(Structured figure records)
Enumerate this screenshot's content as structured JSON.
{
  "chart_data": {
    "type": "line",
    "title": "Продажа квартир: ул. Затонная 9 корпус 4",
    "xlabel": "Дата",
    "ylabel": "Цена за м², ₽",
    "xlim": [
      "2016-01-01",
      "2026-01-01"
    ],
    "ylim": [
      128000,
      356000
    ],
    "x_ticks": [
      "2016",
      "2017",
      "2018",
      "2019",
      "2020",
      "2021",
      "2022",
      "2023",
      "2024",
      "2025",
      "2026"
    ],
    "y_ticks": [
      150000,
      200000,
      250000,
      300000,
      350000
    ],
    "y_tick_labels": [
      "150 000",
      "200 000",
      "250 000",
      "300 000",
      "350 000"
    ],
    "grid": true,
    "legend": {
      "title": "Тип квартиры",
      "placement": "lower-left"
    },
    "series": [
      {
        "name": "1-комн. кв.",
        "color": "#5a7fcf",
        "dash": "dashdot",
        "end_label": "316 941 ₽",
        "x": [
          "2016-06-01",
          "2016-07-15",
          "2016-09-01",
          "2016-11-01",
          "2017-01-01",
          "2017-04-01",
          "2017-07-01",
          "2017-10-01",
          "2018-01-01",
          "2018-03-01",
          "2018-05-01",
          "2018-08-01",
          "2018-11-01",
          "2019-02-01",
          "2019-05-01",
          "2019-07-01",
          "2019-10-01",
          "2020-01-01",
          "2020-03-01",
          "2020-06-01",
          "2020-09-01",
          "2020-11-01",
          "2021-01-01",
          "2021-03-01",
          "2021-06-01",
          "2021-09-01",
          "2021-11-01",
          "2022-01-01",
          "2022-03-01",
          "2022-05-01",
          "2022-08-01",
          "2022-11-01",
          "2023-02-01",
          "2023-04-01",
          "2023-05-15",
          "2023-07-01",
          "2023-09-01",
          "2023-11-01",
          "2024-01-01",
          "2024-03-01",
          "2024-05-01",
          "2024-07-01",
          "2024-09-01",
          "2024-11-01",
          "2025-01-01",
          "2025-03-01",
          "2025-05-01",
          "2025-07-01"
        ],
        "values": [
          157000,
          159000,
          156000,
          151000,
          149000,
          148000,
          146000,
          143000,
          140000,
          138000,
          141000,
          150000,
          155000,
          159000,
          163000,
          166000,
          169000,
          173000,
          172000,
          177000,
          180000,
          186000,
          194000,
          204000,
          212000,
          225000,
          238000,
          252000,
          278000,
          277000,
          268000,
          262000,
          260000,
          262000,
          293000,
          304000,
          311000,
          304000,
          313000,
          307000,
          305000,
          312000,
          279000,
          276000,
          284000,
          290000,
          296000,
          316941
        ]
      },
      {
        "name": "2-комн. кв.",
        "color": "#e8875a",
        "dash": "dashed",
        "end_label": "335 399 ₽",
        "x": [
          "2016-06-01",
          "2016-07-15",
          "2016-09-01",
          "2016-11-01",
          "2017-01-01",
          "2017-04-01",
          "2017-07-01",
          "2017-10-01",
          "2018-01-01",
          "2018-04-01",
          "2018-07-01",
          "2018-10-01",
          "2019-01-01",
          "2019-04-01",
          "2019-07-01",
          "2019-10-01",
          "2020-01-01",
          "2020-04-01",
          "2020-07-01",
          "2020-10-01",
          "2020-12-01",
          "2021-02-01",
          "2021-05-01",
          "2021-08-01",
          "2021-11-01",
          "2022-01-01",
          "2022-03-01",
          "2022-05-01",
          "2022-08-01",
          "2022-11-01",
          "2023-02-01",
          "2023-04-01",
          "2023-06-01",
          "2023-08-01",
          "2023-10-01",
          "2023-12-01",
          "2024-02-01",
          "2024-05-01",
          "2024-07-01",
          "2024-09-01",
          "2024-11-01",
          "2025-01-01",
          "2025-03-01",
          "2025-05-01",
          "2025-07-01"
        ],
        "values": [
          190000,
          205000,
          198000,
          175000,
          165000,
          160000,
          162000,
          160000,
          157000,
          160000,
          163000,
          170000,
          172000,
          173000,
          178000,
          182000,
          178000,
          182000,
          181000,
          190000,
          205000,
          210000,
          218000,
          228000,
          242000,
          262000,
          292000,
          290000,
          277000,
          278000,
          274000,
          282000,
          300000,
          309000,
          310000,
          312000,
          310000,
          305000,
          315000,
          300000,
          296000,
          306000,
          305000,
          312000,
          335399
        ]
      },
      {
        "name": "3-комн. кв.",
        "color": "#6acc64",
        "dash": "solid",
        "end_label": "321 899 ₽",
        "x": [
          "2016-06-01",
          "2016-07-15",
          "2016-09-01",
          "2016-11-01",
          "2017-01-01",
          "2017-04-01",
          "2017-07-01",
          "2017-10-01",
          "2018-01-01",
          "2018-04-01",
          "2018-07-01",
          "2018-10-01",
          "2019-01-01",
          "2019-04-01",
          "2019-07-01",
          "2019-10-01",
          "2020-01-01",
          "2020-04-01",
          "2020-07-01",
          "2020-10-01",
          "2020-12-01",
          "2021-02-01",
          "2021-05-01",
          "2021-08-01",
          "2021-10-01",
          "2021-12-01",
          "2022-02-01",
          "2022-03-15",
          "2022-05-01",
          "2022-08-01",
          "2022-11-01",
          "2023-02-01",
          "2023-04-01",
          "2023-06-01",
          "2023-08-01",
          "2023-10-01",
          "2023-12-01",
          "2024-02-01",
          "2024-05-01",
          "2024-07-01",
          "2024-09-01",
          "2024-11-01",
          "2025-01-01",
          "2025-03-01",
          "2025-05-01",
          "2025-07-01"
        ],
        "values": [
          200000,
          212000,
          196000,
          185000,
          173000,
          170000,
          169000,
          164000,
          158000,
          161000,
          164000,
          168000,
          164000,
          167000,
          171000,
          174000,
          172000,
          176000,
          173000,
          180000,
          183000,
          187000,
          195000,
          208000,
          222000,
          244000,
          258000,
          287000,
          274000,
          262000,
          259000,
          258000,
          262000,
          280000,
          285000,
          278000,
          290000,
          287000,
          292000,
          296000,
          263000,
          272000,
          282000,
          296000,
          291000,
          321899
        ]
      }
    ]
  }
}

» **WRITTEN INSTRUCTION**: Collect the lines of the data that carry the word "name".

» **EXERCISE OUTPUT**:
        "name": "1-комн. кв.",
        "name": "2-комн. кв.",
        "name": "3-комн. кв.",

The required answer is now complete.